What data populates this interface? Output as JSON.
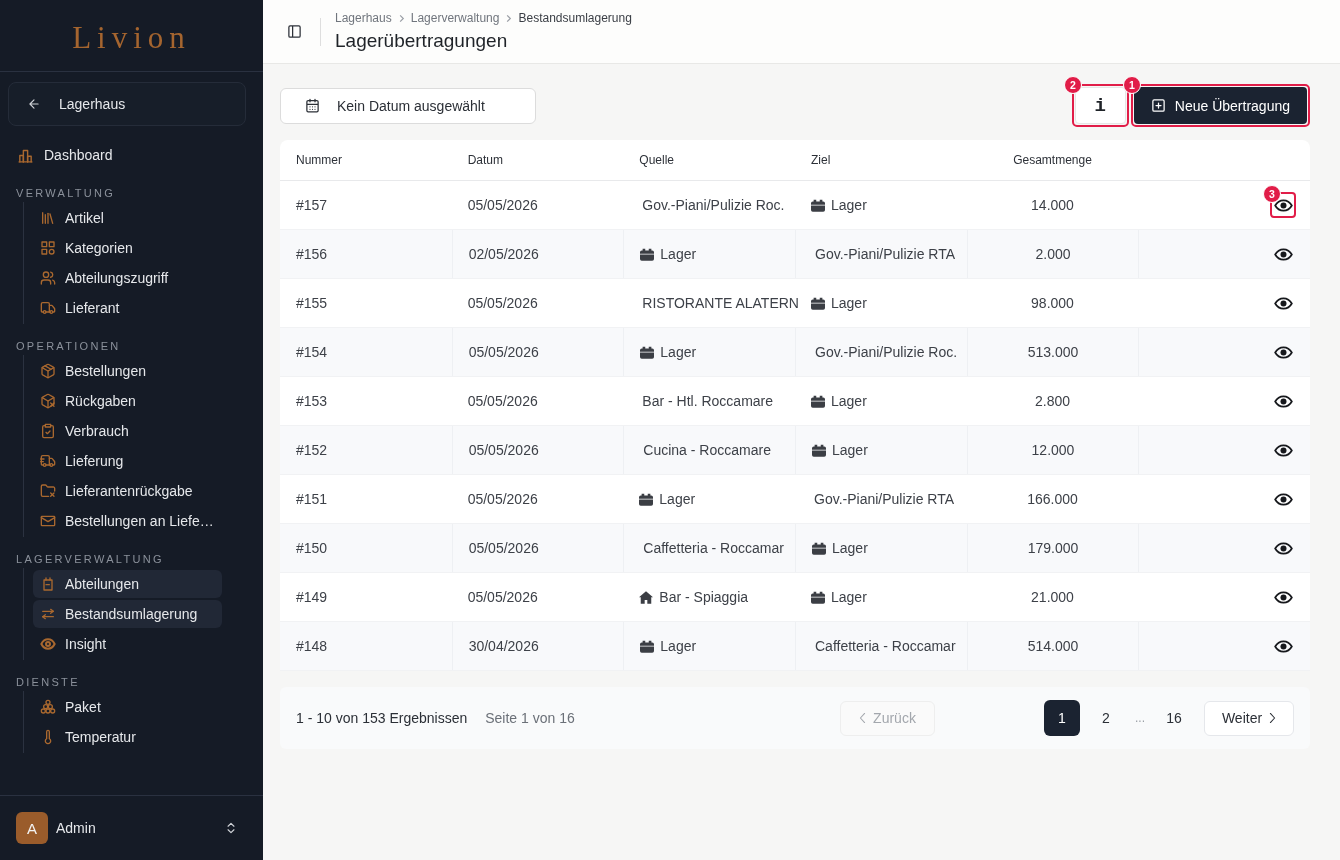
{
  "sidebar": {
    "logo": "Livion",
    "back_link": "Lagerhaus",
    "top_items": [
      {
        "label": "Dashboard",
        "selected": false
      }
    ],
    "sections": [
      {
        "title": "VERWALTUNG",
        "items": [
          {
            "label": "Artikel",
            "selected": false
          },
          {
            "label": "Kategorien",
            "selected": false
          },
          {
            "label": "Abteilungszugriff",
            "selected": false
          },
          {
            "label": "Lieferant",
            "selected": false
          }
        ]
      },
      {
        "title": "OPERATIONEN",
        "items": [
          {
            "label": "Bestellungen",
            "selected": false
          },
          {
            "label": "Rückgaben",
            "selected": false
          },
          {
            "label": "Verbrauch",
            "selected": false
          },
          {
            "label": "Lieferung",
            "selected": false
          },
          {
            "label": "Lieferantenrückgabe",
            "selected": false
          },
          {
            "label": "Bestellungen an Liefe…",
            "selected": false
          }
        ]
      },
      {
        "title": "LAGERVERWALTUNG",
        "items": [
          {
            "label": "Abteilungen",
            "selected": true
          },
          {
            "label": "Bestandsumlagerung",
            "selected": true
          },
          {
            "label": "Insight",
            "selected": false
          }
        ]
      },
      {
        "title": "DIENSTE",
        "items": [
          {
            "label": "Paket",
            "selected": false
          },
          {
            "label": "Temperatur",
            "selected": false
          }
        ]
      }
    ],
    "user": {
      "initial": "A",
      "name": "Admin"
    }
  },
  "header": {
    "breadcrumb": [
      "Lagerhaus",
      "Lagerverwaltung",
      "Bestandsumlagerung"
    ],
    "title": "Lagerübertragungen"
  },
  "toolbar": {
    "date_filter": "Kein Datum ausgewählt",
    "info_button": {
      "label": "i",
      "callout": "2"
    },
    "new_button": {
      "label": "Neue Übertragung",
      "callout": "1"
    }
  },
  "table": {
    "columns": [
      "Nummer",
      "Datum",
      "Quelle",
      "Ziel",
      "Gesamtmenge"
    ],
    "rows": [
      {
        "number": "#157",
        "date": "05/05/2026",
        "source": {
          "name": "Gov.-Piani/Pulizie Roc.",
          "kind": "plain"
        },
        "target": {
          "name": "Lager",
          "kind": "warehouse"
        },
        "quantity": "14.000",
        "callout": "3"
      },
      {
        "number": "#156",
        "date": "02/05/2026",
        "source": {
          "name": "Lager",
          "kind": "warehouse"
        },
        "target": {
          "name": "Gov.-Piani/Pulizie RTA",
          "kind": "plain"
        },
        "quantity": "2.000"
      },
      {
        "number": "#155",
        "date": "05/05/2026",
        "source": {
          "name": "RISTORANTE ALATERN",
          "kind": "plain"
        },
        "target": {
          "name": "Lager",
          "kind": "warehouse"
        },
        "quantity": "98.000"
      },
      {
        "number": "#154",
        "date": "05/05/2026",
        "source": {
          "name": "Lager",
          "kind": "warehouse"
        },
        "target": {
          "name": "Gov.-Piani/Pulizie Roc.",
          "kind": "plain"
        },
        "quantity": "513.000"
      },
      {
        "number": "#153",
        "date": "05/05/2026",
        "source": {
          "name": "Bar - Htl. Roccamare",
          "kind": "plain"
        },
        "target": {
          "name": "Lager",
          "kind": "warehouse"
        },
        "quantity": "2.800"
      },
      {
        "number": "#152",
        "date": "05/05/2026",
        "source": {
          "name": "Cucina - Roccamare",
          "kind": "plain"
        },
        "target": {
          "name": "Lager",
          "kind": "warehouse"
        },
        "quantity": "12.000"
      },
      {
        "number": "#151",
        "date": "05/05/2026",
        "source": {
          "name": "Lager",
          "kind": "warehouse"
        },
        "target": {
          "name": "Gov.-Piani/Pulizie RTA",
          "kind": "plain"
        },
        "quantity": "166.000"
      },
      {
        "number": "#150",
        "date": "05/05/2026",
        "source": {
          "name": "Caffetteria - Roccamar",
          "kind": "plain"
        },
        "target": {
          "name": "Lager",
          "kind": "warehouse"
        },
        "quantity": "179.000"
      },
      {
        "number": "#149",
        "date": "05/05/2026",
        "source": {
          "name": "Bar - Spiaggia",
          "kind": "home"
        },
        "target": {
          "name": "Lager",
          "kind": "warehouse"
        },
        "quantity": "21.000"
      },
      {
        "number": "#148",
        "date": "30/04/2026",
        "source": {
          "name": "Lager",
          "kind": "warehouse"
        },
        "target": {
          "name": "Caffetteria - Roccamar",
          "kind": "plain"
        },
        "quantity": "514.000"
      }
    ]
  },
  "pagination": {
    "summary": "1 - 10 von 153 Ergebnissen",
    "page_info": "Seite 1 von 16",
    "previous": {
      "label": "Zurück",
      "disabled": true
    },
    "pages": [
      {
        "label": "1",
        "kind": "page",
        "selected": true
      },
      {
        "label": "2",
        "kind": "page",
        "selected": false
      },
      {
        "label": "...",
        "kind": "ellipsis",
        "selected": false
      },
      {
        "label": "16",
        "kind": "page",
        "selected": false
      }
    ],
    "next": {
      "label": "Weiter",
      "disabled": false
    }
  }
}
----------------------------------------
▶ [Given exercise]: Each record above should be copied character for character, with pictures dropped.

▶ [Final result]:
What data populates this interface? Output as JSON.
{
  "sidebar": {
    "logo": "Livion",
    "back_link": "Lagerhaus",
    "top_items": [
      {
        "label": "Dashboard",
        "selected": false
      }
    ],
    "sections": [
      {
        "title": "VERWALTUNG",
        "items": [
          {
            "label": "Artikel",
            "selected": false
          },
          {
            "label": "Kategorien",
            "selected": false
          },
          {
            "label": "Abteilungszugriff",
            "selected": false
          },
          {
            "label": "Lieferant",
            "selected": false
          }
        ]
      },
      {
        "title": "OPERATIONEN",
        "items": [
          {
            "label": "Bestellungen",
            "selected": false
          },
          {
            "label": "Rückgaben",
            "selected": false
          },
          {
            "label": "Verbrauch",
            "selected": false
          },
          {
            "label": "Lieferung",
            "selected": false
          },
          {
            "label": "Lieferantenrückgabe",
            "selected": false
          },
          {
            "label": "Bestellungen an Liefe…",
            "selected": false
          }
        ]
      },
      {
        "title": "LAGERVERWALTUNG",
        "items": [
          {
            "label": "Abteilungen",
            "selected": true
          },
          {
            "label": "Bestandsumlagerung",
            "selected": true
          },
          {
            "label": "Insight",
            "selected": false
          }
        ]
      },
      {
        "title": "DIENSTE",
        "items": [
          {
            "label": "Paket",
            "selected": false
          },
          {
            "label": "Temperatur",
            "selected": false
          }
        ]
      }
    ],
    "user": {
      "initial": "A",
      "name": "Admin"
    }
  },
  "header": {
    "breadcrumb": [
      "Lagerhaus",
      "Lagerverwaltung",
      "Bestandsumlagerung"
    ],
    "title": "Lagerübertragungen"
  },
  "toolbar": {
    "date_filter": "Kein Datum ausgewählt",
    "info_button": {
      "label": "i",
      "callout": "2"
    },
    "new_button": {
      "label": "Neue Übertragung",
      "callout": "1"
    }
  },
  "table": {
    "columns": [
      "Nummer",
      "Datum",
      "Quelle",
      "Ziel",
      "Gesamtmenge"
    ],
    "rows": [
      {
        "number": "#157",
        "date": "05/05/2026",
        "source": {
          "name": "Gov.-Piani/Pulizie Roc.",
          "kind": "plain"
        },
        "target": {
          "name": "Lager",
          "kind": "warehouse"
        },
        "quantity": "14.000",
        "callout": "3"
      },
      {
        "number": "#156",
        "date": "02/05/2026",
        "source": {
          "name": "Lager",
          "kind": "warehouse"
        },
        "target": {
          "name": "Gov.-Piani/Pulizie RTA",
          "kind": "plain"
        },
        "quantity": "2.000"
      },
      {
        "number": "#155",
        "date": "05/05/2026",
        "source": {
          "name": "RISTORANTE ALATERN",
          "kind": "plain"
        },
        "target": {
          "name": "Lager",
          "kind": "warehouse"
        },
        "quantity": "98.000"
      },
      {
        "number": "#154",
        "date": "05/05/2026",
        "source": {
          "name": "Lager",
          "kind": "warehouse"
        },
        "target": {
          "name": "Gov.-Piani/Pulizie Roc.",
          "kind": "plain"
        },
        "quantity": "513.000"
      },
      {
        "number": "#153",
        "date": "05/05/2026",
        "source": {
          "name": "Bar - Htl. Roccamare",
          "kind": "plain"
        },
        "target": {
          "name": "Lager",
          "kind": "warehouse"
        },
        "quantity": "2.800"
      },
      {
        "number": "#152",
        "date": "05/05/2026",
        "source": {
          "name": "Cucina - Roccamare",
          "kind": "plain"
        },
        "target": {
          "name": "Lager",
          "kind": "warehouse"
        },
        "quantity": "12.000"
      },
      {
        "number": "#151",
        "date": "05/05/2026",
        "source": {
          "name": "Lager",
          "kind": "warehouse"
        },
        "target": {
          "name": "Gov.-Piani/Pulizie RTA",
          "kind": "plain"
        },
        "quantity": "166.000"
      },
      {
        "number": "#150",
        "date": "05/05/2026",
        "source": {
          "name": "Caffetteria - Roccamar",
          "kind": "plain"
        },
        "target": {
          "name": "Lager",
          "kind": "warehouse"
        },
        "quantity": "179.000"
      },
      {
        "number": "#149",
        "date": "05/05/2026",
        "source": {
          "name": "Bar - Spiaggia",
          "kind": "home"
        },
        "target": {
          "name": "Lager",
          "kind": "warehouse"
        },
        "quantity": "21.000"
      },
      {
        "number": "#148",
        "date": "30/04/2026",
        "source": {
          "name": "Lager",
          "kind": "warehouse"
        },
        "target": {
          "name": "Caffetteria - Roccamar",
          "kind": "plain"
        },
        "quantity": "514.000"
      }
    ]
  },
  "pagination": {
    "summary": "1 - 10 von 153 Ergebnissen",
    "page_info": "Seite 1 von 16",
    "previous": {
      "label": "Zurück",
      "disabled": true
    },
    "pages": [
      {
        "label": "1",
        "kind": "page",
        "selected": true
      },
      {
        "label": "2",
        "kind": "page",
        "selected": false
      },
      {
        "label": "...",
        "kind": "ellipsis",
        "selected": false
      },
      {
        "label": "16",
        "kind": "page",
        "selected": false
      }
    ],
    "next": {
      "label": "Weiter",
      "disabled": false
    }
  }
}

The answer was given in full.